* WORK REQUIRED *
A single number is the answer here: how many lines of the entries contain "ylabel"?

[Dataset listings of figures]
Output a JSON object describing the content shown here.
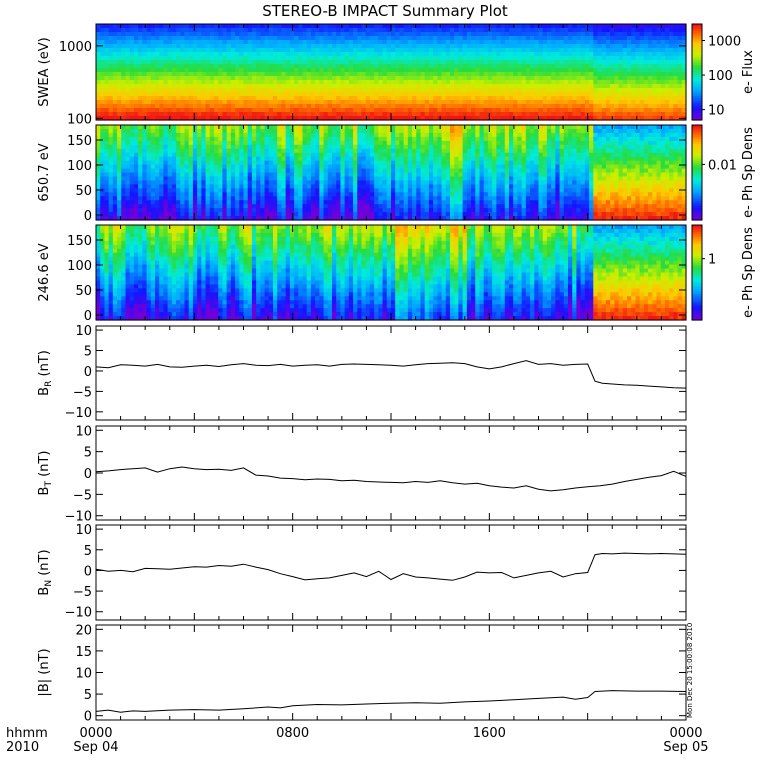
{
  "title": "STEREO-B IMPACT Summary Plot",
  "footer": {
    "hhmm": "hhmm",
    "year": "2010"
  },
  "timestamp": "Mon Dec 20 15:00:08 2010",
  "time_axis": {
    "range_hours": [
      0,
      24
    ],
    "ticks": [
      {
        "hour": 0,
        "line1": "0000",
        "line2": "Sep 04"
      },
      {
        "hour": 8,
        "line1": "0800",
        "line2": ""
      },
      {
        "hour": 16,
        "line1": "1600",
        "line2": ""
      },
      {
        "hour": 24,
        "line1": "0000",
        "line2": "Sep 05"
      }
    ]
  },
  "chart_data": [
    {
      "type": "heatmap",
      "ylabel": "SWEA (eV)",
      "y_log": true,
      "ylim": [
        95,
        2000
      ],
      "yticks": [
        {
          "v": 100,
          "t": "100"
        },
        {
          "v": 1000,
          "t": "1000"
        }
      ],
      "colorbar": {
        "label": "e- Flux",
        "log": true,
        "range": [
          5,
          3000
        ],
        "ticks": [
          {
            "v": 10,
            "t": "10"
          },
          {
            "v": 100,
            "t": "100"
          },
          {
            "v": 1000,
            "t": "1000"
          }
        ]
      }
    },
    {
      "type": "heatmap",
      "ylabel": "650.7 eV",
      "ylim": [
        -10,
        180
      ],
      "yticks": [
        {
          "v": 0,
          "t": "0"
        },
        {
          "v": 50,
          "t": "50"
        },
        {
          "v": 100,
          "t": "100"
        },
        {
          "v": 150,
          "t": "150"
        }
      ],
      "colorbar": {
        "label": "e- Ph Sp Dens",
        "log": true,
        "range": [
          0.0008,
          0.06
        ],
        "ticks": [
          {
            "v": 0.01,
            "t": "0.01"
          }
        ]
      }
    },
    {
      "type": "heatmap",
      "ylabel": "246.6 eV",
      "ylim": [
        -10,
        180
      ],
      "yticks": [
        {
          "v": 0,
          "t": "0"
        },
        {
          "v": 50,
          "t": "50"
        },
        {
          "v": 100,
          "t": "100"
        },
        {
          "v": 150,
          "t": "150"
        }
      ],
      "colorbar": {
        "label": "e- Ph Sp Dens",
        "log": true,
        "range": [
          0.08,
          4
        ],
        "ticks": [
          {
            "v": 1,
            "t": "1"
          }
        ]
      }
    },
    {
      "type": "line",
      "ylabel": "B",
      "ysub": "R",
      "yunit": " (nT)",
      "ylim": [
        -12,
        11
      ],
      "yticks": [
        {
          "v": -10,
          "t": "−10"
        },
        {
          "v": -5,
          "t": "−5"
        },
        {
          "v": 0,
          "t": "0"
        },
        {
          "v": 5,
          "t": "5"
        },
        {
          "v": 10,
          "t": "10"
        }
      ],
      "x": [
        0,
        0.5,
        1,
        1.5,
        2,
        2.5,
        3,
        3.5,
        4,
        4.5,
        5,
        5.5,
        6,
        6.5,
        7,
        7.5,
        8,
        8.5,
        9,
        9.5,
        10,
        10.5,
        11,
        11.5,
        12,
        12.5,
        13,
        13.5,
        14,
        14.5,
        15,
        15.5,
        16,
        16.5,
        17,
        17.5,
        18,
        18.5,
        19,
        19.5,
        20,
        20.3,
        20.6,
        21,
        21.5,
        22,
        22.5,
        23,
        23.5,
        24
      ],
      "y": [
        1,
        0.8,
        1.5,
        1.4,
        1.2,
        1.6,
        1.0,
        0.9,
        1.2,
        1.4,
        1.1,
        1.5,
        1.8,
        1.4,
        1.3,
        1.6,
        1.2,
        1.4,
        1.5,
        1.2,
        1.6,
        1.7,
        1.6,
        1.5,
        1.4,
        1.2,
        1.5,
        1.8,
        1.9,
        2.0,
        1.8,
        1.0,
        0.5,
        1.0,
        1.8,
        2.5,
        1.6,
        1.8,
        1.4,
        1.6,
        1.7,
        -2.5,
        -3.0,
        -3.2,
        -3.4,
        -3.5,
        -3.7,
        -3.9,
        -4.1,
        -4.2
      ]
    },
    {
      "type": "line",
      "ylabel": "B",
      "ysub": "T",
      "yunit": " (nT)",
      "ylim": [
        -11,
        11
      ],
      "yticks": [
        {
          "v": -10,
          "t": "−10"
        },
        {
          "v": -5,
          "t": "−5"
        },
        {
          "v": 0,
          "t": "0"
        },
        {
          "v": 5,
          "t": "5"
        },
        {
          "v": 10,
          "t": "10"
        }
      ],
      "x": [
        0,
        0.5,
        1,
        1.5,
        2,
        2.5,
        3,
        3.5,
        4,
        4.5,
        5,
        5.5,
        6,
        6.5,
        7,
        7.5,
        8,
        8.5,
        9,
        9.5,
        10,
        10.5,
        11,
        11.5,
        12,
        12.5,
        13,
        13.5,
        14,
        14.5,
        15,
        15.5,
        16,
        16.5,
        17,
        17.5,
        18,
        18.5,
        19,
        19.5,
        20,
        20.5,
        21,
        21.5,
        22,
        22.5,
        23,
        23.5,
        24
      ],
      "y": [
        0.3,
        0.5,
        0.8,
        1.0,
        1.2,
        0.2,
        1.0,
        1.4,
        1.0,
        0.8,
        0.9,
        0.6,
        1.2,
        -0.5,
        -0.7,
        -1.2,
        -1.3,
        -1.6,
        -1.4,
        -1.5,
        -1.8,
        -1.7,
        -2.0,
        -2.1,
        -2.2,
        -2.3,
        -2.0,
        -2.2,
        -1.8,
        -2.3,
        -2.6,
        -2.4,
        -3.0,
        -3.3,
        -3.5,
        -3.0,
        -3.8,
        -4.2,
        -3.9,
        -3.5,
        -3.2,
        -3.0,
        -2.6,
        -2.0,
        -1.5,
        -1.0,
        -0.6,
        0.4,
        -0.8
      ]
    },
    {
      "type": "line",
      "ylabel": "B",
      "ysub": "N",
      "yunit": " (nT)",
      "ylim": [
        -12,
        11
      ],
      "yticks": [
        {
          "v": -10,
          "t": "−10"
        },
        {
          "v": -5,
          "t": "−5"
        },
        {
          "v": 0,
          "t": "0"
        },
        {
          "v": 5,
          "t": "5"
        },
        {
          "v": 10,
          "t": "10"
        }
      ],
      "x": [
        0,
        0.5,
        1,
        1.5,
        2,
        2.5,
        3,
        3.5,
        4,
        4.5,
        5,
        5.5,
        6,
        6.5,
        7,
        7.5,
        8,
        8.5,
        9,
        9.5,
        10,
        10.5,
        11,
        11.5,
        12,
        12.5,
        13,
        13.5,
        14,
        14.5,
        15,
        15.5,
        16,
        16.5,
        17,
        17.5,
        18,
        18.5,
        19,
        19.5,
        20,
        20.3,
        20.6,
        21,
        21.5,
        22,
        22.5,
        23,
        23.5,
        24
      ],
      "y": [
        0.3,
        -0.2,
        0,
        -0.3,
        0.5,
        0.4,
        0.3,
        0.6,
        0.9,
        0.8,
        1.2,
        1.0,
        1.5,
        0.8,
        0.2,
        -0.8,
        -1.5,
        -2.3,
        -2.0,
        -1.8,
        -1.2,
        -0.6,
        -1.5,
        -0.2,
        -2.2,
        -0.8,
        -1.6,
        -1.8,
        -2.1,
        -2.4,
        -1.6,
        -0.4,
        -0.6,
        -0.5,
        -1.8,
        -1.2,
        -0.6,
        -0.2,
        -1.6,
        -0.8,
        -0.5,
        3.8,
        4.1,
        4.0,
        4.2,
        4.1,
        4.0,
        4.1,
        4.0,
        3.9
      ]
    },
    {
      "type": "line",
      "ylabel": "|B| (nT)",
      "ylim": [
        -1,
        21
      ],
      "yticks": [
        {
          "v": 0,
          "t": "0"
        },
        {
          "v": 5,
          "t": "5"
        },
        {
          "v": 10,
          "t": "10"
        },
        {
          "v": 15,
          "t": "15"
        },
        {
          "v": 20,
          "t": "20"
        }
      ],
      "x": [
        0,
        0.5,
        1,
        1.5,
        2,
        3,
        4,
        5,
        6,
        7,
        7.5,
        8,
        9,
        10,
        11,
        12,
        13,
        14,
        15,
        16,
        17,
        18,
        19,
        19.5,
        20,
        20.3,
        20.6,
        21,
        22,
        23,
        24
      ],
      "y": [
        1.0,
        1.3,
        0.8,
        1.1,
        1.0,
        1.3,
        1.4,
        1.3,
        1.6,
        2.0,
        1.8,
        2.3,
        2.6,
        2.5,
        2.7,
        2.9,
        3.0,
        2.9,
        3.2,
        3.4,
        3.7,
        4.0,
        4.3,
        3.8,
        4.2,
        5.6,
        5.7,
        5.8,
        5.7,
        5.7,
        5.6
      ]
    }
  ]
}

* SOLUTION TO THIS TASK *
7